── DATA FOR THE TASK

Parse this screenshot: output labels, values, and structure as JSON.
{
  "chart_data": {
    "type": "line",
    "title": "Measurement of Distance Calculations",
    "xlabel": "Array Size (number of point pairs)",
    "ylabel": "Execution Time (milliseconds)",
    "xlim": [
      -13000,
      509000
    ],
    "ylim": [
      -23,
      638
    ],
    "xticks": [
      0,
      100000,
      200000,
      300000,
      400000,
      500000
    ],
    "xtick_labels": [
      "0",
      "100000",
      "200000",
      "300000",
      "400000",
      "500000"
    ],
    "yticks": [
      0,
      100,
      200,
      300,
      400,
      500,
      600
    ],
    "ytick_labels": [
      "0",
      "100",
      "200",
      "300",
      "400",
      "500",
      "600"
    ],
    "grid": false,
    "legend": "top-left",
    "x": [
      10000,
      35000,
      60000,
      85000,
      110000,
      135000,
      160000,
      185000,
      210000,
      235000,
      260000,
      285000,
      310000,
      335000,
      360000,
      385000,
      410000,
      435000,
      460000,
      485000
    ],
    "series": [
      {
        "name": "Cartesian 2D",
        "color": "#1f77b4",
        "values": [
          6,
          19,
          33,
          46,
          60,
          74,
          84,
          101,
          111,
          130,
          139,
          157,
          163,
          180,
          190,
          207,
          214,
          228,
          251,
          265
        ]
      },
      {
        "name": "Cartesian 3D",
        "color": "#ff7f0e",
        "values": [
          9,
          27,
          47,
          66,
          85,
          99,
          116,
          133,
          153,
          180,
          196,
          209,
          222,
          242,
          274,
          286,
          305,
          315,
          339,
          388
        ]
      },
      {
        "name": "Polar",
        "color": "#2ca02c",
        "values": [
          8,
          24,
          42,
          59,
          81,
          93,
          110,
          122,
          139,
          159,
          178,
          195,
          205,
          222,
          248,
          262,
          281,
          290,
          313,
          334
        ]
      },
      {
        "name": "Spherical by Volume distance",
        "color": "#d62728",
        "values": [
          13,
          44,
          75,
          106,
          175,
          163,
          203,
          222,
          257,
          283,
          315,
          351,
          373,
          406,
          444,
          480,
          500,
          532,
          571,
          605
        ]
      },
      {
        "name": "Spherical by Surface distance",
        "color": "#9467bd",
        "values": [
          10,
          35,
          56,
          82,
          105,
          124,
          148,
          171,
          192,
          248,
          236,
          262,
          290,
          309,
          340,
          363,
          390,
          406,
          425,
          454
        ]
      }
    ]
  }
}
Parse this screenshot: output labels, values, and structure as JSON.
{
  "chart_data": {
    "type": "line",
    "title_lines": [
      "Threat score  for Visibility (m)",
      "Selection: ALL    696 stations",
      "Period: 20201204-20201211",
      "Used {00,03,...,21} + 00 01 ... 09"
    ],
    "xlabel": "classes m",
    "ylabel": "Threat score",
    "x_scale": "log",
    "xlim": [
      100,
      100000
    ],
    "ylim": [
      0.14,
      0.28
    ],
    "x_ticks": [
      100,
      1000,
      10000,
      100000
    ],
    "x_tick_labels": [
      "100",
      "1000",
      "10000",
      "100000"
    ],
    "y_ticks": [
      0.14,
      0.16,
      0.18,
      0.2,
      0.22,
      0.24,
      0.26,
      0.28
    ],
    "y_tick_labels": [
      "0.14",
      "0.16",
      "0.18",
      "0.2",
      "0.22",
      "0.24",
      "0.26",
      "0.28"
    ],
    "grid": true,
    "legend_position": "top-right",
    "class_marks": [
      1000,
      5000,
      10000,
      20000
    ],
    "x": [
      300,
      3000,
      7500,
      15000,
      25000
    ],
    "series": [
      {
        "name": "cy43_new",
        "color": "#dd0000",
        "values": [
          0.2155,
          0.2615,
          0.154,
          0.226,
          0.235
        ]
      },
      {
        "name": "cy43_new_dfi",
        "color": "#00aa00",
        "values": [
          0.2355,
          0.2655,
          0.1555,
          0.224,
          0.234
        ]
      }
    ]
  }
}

────

# GIVEN REQUEST:
Print back all the lines verbatim.

# COMPLETED EXERCISE:
Parse this screenshot: output labels, values, and structure as JSON.
{
  "chart_data": {
    "type": "line",
    "title": "Measurement of Distance Calculations",
    "xlabel": "Array Size (number of point pairs)",
    "ylabel": "Execution Time (milliseconds)",
    "xlim": [
      -13000,
      509000
    ],
    "ylim": [
      -23,
      638
    ],
    "xticks": [
      0,
      100000,
      200000,
      300000,
      400000,
      500000
    ],
    "xtick_labels": [
      "0",
      "100000",
      "200000",
      "300000",
      "400000",
      "500000"
    ],
    "yticks": [
      0,
      100,
      200,
      300,
      400,
      500,
      600
    ],
    "ytick_labels": [
      "0",
      "100",
      "200",
      "300",
      "400",
      "500",
      "600"
    ],
    "grid": false,
    "legend": "top-left",
    "x": [
      10000,
      35000,
      60000,
      85000,
      110000,
      135000,
      160000,
      185000,
      210000,
      235000,
      260000,
      285000,
      310000,
      335000,
      360000,
      385000,
      410000,
      435000,
      460000,
      485000
    ],
    "series": [
      {
        "name": "Cartesian 2D",
        "color": "#1f77b4",
        "values": [
          6,
          19,
          33,
          46,
          60,
          74,
          84,
          101,
          111,
          130,
          139,
          157,
          163,
          180,
          190,
          207,
          214,
          228,
          251,
          265
        ]
      },
      {
        "name": "Cartesian 3D",
        "color": "#ff7f0e",
        "values": [
          9,
          27,
          47,
          66,
          85,
          99,
          116,
          133,
          153,
          180,
          196,
          209,
          222,
          242,
          274,
          286,
          305,
          315,
          339,
          388
        ]
      },
      {
        "name": "Polar",
        "color": "#2ca02c",
        "values": [
          8,
          24,
          42,
          59,
          81,
          93,
          110,
          122,
          139,
          159,
          178,
          195,
          205,
          222,
          248,
          262,
          281,
          290,
          313,
          334
        ]
      },
      {
        "name": "Spherical by Volume distance",
        "color": "#d62728",
        "values": [
          13,
          44,
          75,
          106,
          175,
          163,
          203,
          222,
          257,
          283,
          315,
          351,
          373,
          406,
          444,
          480,
          500,
          532,
          571,
          605
        ]
      },
      {
        "name": "Spherical by Surface distance",
        "color": "#9467bd",
        "values": [
          10,
          35,
          56,
          82,
          105,
          124,
          148,
          171,
          192,
          248,
          236,
          262,
          290,
          309,
          340,
          363,
          390,
          406,
          425,
          454
        ]
      }
    ]
  }
}
Parse this screenshot: output labels, values, and structure as JSON.
{
  "chart_data": {
    "type": "line",
    "title_lines": [
      "Threat score  for Visibility (m)",
      "Selection: ALL    696 stations",
      "Period: 20201204-20201211",
      "Used {00,03,...,21} + 00 01 ... 09"
    ],
    "xlabel": "classes m",
    "ylabel": "Threat score",
    "x_scale": "log",
    "xlim": [
      100,
      100000
    ],
    "ylim": [
      0.14,
      0.28
    ],
    "x_ticks": [
      100,
      1000,
      10000,
      100000
    ],
    "x_tick_labels": [
      "100",
      "1000",
      "10000",
      "100000"
    ],
    "y_ticks": [
      0.14,
      0.16,
      0.18,
      0.2,
      0.22,
      0.24,
      0.26,
      0.28
    ],
    "y_tick_labels": [
      "0.14",
      "0.16",
      "0.18",
      "0.2",
      "0.22",
      "0.24",
      "0.26",
      "0.28"
    ],
    "grid": true,
    "legend_position": "top-right",
    "class_marks": [
      1000,
      5000,
      10000,
      20000
    ],
    "x": [
      300,
      3000,
      7500,
      15000,
      25000
    ],
    "series": [
      {
        "name": "cy43_new",
        "color": "#dd0000",
        "values": [
          0.2155,
          0.2615,
          0.154,
          0.226,
          0.235
        ]
      },
      {
        "name": "cy43_new_dfi",
        "color": "#00aa00",
        "values": [
          0.2355,
          0.2655,
          0.1555,
          0.224,
          0.234
        ]
      }
    ]
  }
}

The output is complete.